SHOW GRANTS ON TABLE production.sales.orders;
SHOW GRANTS TO `data_engineers`;

-- Row-level security using row filters
CREATE OR REPLACE FUNCTION production.sales.region_filter(region STRING)
RETURNS BOOLEAN
RETURN is_member('admin') OR region = current_user();

ALTER TABLE production.sales.orders 
SET ROW FILTER production.sales.region_filter ON (region);

-- Column-level security using column masks
CREATE OR REPLACE FUNCTION production.sales.mask_ssn(ssn STRING)
RETURNS STRING
RETURN CASE 
    WHEN is_member('hr_team') THEN ssn
    ELSE CONCAT('***-**-', RIGHT(ssn, 4))
END;

ALTER TABLE production.customers 
ALTER COLUMN ssn SET MASK production.sales.mask_ssn;

8.5 Unity Catalog Privileges Reference

Privilege	Applies To	Description
`CREATE CATALOG`	Metastore	Create new catalogs
`USE CATALOG`	Catalog	Access catalog objects
`CREATE SCHEMA`	Catalog	Create schemas in catalog
`USE SCHEMA`	Schema	Access schema objects
`CREATE TABLE`	Schema	Create tables in schema
`SELECT`	Table/View	Read data
`MODIFY`	Table	Insert, update, delete
`READ FILES`	Volume	Read files from volume
`WRITE FILES`	Volume	Write files to volume
`EXECUTE`	Function	Call functions
`ALL PRIVILEGES`	Any	All applicable privileges

8.6 Data Lineage

Unity Catalog automatically captures data lineage.

RAW RECORDS
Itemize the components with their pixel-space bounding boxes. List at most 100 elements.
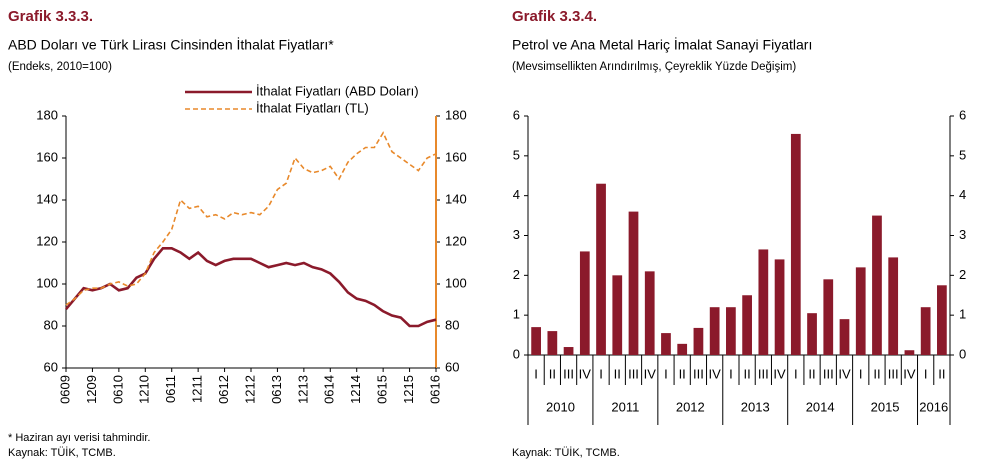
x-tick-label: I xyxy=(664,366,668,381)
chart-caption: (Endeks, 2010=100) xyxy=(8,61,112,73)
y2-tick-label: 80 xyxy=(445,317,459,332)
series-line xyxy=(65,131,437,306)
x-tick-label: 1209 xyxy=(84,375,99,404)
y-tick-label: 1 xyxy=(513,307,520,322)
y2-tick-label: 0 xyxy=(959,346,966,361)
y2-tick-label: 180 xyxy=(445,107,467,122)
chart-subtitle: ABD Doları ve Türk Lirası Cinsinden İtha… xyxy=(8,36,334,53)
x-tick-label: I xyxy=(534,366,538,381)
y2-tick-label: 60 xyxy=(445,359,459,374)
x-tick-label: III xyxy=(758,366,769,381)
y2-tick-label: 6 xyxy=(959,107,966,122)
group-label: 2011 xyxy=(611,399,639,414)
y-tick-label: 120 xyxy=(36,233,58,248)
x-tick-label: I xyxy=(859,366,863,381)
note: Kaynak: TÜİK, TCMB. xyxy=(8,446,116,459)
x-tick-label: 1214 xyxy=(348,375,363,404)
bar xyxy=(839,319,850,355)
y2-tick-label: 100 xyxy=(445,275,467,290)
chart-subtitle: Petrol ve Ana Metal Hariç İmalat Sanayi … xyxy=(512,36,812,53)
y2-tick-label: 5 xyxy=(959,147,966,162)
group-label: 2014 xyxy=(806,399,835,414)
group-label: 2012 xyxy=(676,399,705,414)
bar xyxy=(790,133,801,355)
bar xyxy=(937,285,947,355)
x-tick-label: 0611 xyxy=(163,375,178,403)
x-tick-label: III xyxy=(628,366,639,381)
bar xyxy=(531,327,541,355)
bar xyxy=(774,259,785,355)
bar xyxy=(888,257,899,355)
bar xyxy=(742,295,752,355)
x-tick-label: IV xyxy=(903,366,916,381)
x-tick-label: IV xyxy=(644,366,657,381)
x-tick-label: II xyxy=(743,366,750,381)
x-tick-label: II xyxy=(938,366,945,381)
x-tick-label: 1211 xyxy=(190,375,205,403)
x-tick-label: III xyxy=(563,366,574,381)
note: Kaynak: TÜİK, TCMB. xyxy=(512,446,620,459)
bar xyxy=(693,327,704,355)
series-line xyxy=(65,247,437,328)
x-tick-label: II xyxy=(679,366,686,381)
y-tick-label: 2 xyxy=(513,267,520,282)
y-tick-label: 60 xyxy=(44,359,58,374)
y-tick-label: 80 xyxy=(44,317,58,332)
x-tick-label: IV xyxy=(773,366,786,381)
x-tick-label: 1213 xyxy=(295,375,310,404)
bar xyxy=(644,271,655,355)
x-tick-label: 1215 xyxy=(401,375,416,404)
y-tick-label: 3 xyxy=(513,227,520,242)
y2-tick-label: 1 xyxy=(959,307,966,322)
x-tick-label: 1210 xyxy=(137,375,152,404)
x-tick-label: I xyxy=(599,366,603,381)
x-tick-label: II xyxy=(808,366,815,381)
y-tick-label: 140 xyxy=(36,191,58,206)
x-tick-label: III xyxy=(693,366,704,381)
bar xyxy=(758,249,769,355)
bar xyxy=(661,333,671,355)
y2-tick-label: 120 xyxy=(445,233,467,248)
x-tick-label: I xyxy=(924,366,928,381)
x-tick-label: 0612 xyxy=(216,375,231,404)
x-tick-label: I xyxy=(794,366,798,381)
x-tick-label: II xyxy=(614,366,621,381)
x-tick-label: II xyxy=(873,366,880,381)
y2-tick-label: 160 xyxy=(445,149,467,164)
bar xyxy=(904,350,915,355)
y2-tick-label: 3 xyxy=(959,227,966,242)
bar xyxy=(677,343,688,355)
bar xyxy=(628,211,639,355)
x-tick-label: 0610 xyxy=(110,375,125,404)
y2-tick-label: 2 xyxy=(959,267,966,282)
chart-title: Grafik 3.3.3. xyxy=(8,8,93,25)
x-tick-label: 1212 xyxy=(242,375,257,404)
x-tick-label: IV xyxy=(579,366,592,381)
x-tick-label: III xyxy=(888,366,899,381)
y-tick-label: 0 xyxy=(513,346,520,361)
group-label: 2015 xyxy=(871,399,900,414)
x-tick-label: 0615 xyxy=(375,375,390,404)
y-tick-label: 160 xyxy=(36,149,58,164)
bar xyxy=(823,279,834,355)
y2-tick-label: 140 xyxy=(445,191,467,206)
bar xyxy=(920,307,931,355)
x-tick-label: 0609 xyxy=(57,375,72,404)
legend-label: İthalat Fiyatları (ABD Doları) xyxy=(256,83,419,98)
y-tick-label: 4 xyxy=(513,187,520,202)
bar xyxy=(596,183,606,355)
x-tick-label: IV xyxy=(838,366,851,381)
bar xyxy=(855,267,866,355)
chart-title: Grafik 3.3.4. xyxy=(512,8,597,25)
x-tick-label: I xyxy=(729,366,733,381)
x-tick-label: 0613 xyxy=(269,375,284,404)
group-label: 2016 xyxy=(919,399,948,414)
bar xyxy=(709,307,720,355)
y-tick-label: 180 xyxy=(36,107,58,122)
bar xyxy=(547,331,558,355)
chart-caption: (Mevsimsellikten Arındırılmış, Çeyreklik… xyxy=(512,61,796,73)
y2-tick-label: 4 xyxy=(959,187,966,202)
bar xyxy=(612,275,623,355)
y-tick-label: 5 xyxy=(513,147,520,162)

EXERCISE TASK
Rewrite the block in the Unity Catalog excerpt that begins "-- Column-level security using column masks" as a short bulleted list, keeping its main facts. These records have nothing to do with the Unity Catalog excerpt.

RESPONSE TO THIS EXERCISE
- Creates or replaces the function production.sales.mask_ssn, which takes an ssn string and returns a string.
- Members of hr_team see the full ssn. Everyone else sees '***-**-' followed by its last four characters.
- Sets this function as the mask on the ssn column of production.customers.